EXERCISE DATA:
--- Begin ---

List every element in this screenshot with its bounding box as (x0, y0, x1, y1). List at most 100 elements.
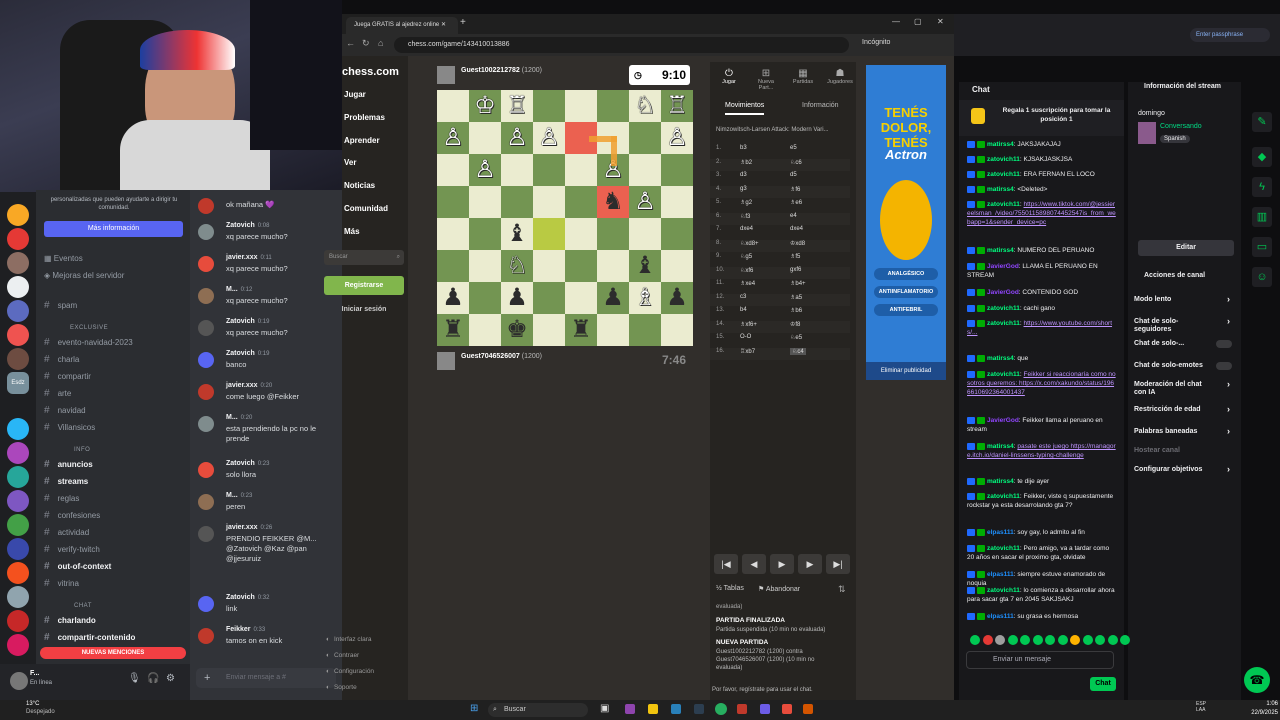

--- End ---
--- Begin ---

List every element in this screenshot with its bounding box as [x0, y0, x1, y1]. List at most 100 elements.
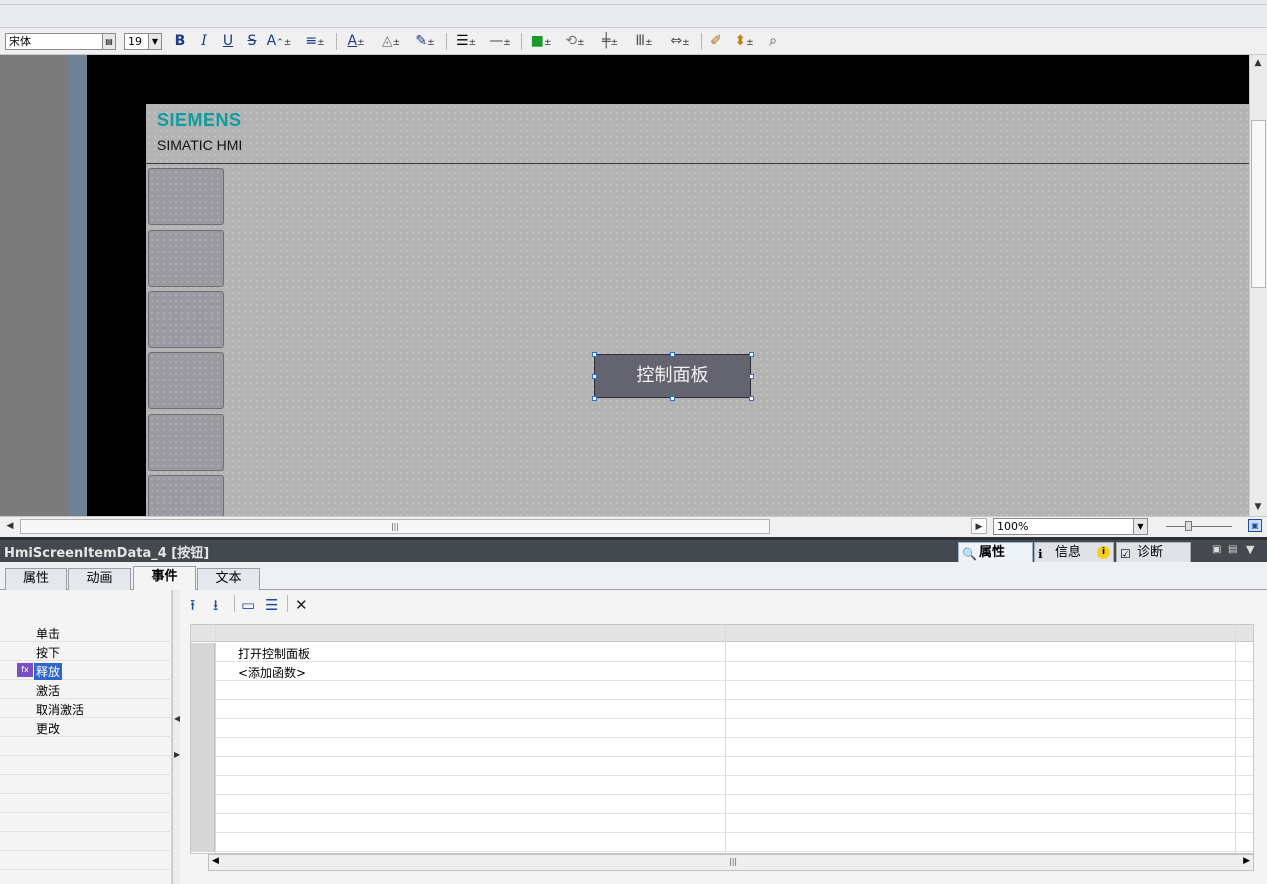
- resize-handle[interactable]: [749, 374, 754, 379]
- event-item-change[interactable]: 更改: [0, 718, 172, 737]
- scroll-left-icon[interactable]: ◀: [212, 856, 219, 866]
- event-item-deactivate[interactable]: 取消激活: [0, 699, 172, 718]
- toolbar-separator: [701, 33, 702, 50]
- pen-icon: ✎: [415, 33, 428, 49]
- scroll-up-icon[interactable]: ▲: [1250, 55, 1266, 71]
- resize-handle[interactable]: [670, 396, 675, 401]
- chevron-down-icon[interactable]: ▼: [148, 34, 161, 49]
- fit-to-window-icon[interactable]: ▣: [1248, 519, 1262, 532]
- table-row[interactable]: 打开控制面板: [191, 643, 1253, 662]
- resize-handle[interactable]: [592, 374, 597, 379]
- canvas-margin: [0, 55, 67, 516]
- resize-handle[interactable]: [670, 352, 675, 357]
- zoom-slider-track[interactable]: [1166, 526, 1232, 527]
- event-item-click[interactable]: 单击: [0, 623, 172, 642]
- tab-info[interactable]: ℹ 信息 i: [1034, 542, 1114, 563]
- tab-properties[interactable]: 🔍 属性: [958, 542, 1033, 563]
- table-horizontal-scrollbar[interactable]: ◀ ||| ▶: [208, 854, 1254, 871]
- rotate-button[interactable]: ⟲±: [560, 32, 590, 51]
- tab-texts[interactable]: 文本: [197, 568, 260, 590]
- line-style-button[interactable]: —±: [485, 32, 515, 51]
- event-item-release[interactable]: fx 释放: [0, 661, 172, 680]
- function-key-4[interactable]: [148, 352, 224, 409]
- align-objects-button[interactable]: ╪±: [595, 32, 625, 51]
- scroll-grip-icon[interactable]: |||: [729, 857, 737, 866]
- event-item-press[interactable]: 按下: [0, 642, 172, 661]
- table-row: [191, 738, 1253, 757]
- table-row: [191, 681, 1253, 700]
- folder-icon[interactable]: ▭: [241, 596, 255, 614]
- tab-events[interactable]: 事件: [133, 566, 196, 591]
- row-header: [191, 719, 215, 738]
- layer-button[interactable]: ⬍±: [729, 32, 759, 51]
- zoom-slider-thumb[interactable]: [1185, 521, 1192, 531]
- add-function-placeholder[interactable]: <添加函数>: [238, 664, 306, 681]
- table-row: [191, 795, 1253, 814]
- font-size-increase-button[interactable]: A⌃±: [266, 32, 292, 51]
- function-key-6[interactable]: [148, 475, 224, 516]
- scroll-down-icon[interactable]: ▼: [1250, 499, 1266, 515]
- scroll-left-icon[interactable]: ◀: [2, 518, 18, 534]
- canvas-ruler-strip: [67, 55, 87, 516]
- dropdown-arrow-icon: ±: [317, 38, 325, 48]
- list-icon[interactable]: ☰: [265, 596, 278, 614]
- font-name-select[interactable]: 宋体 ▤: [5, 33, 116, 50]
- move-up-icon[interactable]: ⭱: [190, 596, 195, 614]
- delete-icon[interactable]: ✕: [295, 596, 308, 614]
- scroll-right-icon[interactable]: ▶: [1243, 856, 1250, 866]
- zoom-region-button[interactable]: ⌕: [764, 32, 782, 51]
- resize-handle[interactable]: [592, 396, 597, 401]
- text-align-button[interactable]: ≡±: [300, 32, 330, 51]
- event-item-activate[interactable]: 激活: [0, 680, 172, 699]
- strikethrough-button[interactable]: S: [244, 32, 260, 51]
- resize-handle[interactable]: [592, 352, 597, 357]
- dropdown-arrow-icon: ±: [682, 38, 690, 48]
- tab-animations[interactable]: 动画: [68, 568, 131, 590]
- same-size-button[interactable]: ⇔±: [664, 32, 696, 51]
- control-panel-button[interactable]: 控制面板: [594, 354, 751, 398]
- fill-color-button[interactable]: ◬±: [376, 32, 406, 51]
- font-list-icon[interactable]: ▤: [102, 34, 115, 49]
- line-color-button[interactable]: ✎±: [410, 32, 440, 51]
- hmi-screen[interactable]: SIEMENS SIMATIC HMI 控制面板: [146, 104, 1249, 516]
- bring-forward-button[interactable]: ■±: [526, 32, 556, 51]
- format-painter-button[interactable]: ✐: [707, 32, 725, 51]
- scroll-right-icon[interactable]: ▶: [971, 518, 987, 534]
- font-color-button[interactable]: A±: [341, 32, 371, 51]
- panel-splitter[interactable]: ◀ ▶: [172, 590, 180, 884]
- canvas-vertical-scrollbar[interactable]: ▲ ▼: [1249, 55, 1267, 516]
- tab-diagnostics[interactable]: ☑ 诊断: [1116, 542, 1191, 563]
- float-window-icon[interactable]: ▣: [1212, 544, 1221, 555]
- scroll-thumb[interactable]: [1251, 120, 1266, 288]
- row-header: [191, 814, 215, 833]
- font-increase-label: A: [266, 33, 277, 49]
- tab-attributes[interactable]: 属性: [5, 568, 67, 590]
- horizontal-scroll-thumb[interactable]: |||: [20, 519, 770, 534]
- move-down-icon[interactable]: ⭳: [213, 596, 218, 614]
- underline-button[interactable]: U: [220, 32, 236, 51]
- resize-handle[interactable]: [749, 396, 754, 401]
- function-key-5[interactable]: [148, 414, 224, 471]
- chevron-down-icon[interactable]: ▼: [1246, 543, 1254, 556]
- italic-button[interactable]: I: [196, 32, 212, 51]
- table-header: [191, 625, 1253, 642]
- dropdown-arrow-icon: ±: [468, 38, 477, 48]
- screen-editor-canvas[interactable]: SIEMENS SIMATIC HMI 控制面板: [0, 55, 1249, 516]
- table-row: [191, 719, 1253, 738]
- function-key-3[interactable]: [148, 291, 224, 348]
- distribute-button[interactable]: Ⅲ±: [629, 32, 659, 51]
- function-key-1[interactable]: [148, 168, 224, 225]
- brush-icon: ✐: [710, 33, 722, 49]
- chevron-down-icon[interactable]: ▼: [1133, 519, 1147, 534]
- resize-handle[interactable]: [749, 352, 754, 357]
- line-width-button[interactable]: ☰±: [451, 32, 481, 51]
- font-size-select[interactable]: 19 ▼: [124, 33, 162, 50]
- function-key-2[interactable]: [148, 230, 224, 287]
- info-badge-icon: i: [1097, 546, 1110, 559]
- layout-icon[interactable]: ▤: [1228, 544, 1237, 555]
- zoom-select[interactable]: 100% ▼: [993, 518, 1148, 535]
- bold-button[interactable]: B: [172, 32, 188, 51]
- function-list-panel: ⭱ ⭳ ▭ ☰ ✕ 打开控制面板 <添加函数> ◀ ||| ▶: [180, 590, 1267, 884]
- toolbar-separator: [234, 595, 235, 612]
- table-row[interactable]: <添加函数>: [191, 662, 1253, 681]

--- End ---

PROBLEM DESCRIPTION:
Copy the entries above word for word, from the line containing "y1]. List at most 100 elements." through the line containing "- pen-icon: ✎: [415, 33, 428, 49]", both included. Leave any pictures out of your answer.

WRITTEN SOLUTION:
List every element in this screenshot with its bounding box as [x0, y0, x1, y1]. List at most 100 elements.
- resize-handle[interactable]: [749, 374, 754, 379]
- event-item-change[interactable]: 更改: [0, 718, 172, 737]
- scroll-left-icon[interactable]: ◀: [212, 856, 219, 866]
- event-item-deactivate[interactable]: 取消激活: [0, 699, 172, 718]
- toolbar-separator: [701, 33, 702, 50]
- pen-icon: ✎: [415, 33, 428, 49]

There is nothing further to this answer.